(Rows from a dataset)
- - - - -

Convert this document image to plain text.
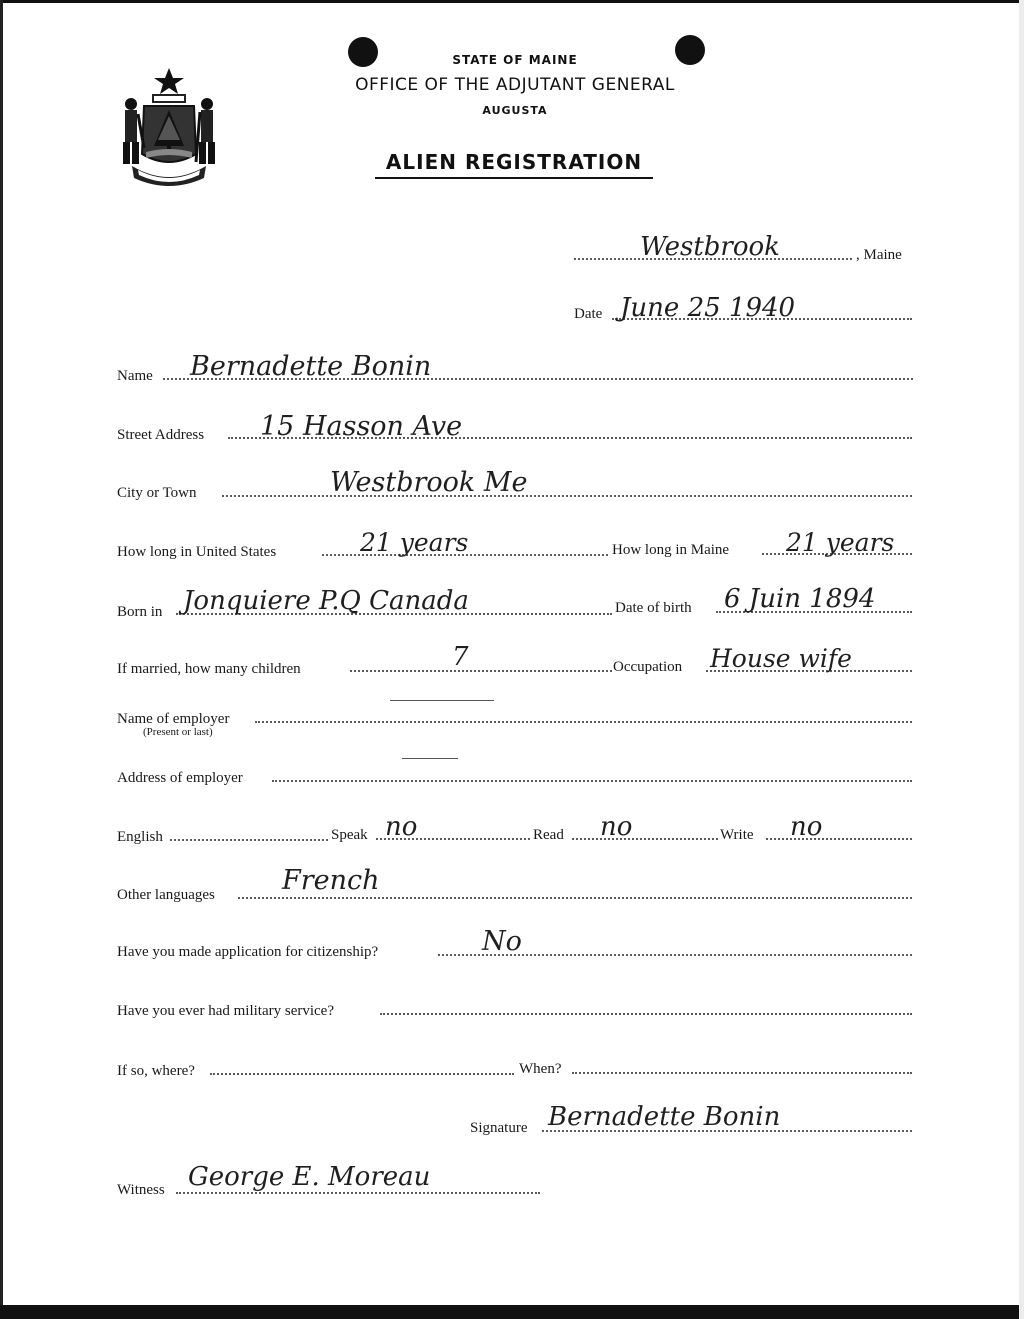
STATE OF MAINE
OFFICE OF THE ADJUTANT GENERAL
AUGUSTA
ALIEN REGISTRATION
Westbrook	, Maine
Date June 25 1940
Name Bernadette Bonin
Street Address 15 Hasson Ave
City or Town	Westbrook Me
How long in United States	21 years	How long in Maine 21 years
Born in Jonquiere P.Q Canada	Date of birth 6 Juin 1894
If married, how many children	7	Occupation House wife
Name of employer
(Present or last)
Address of employer
English	Speak no	Read no	Write no
Other languages French
Have you made application for citizenship?	No
Have you ever had military service?
If so, where?	When?
Signature Bernadette Bonin
Witness George E. Moreau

- - - - -

■ Your goal
Pull every line containing "Name" out of the data above.

■ Answer to this task
Name Bernadette Bonin
Name of employer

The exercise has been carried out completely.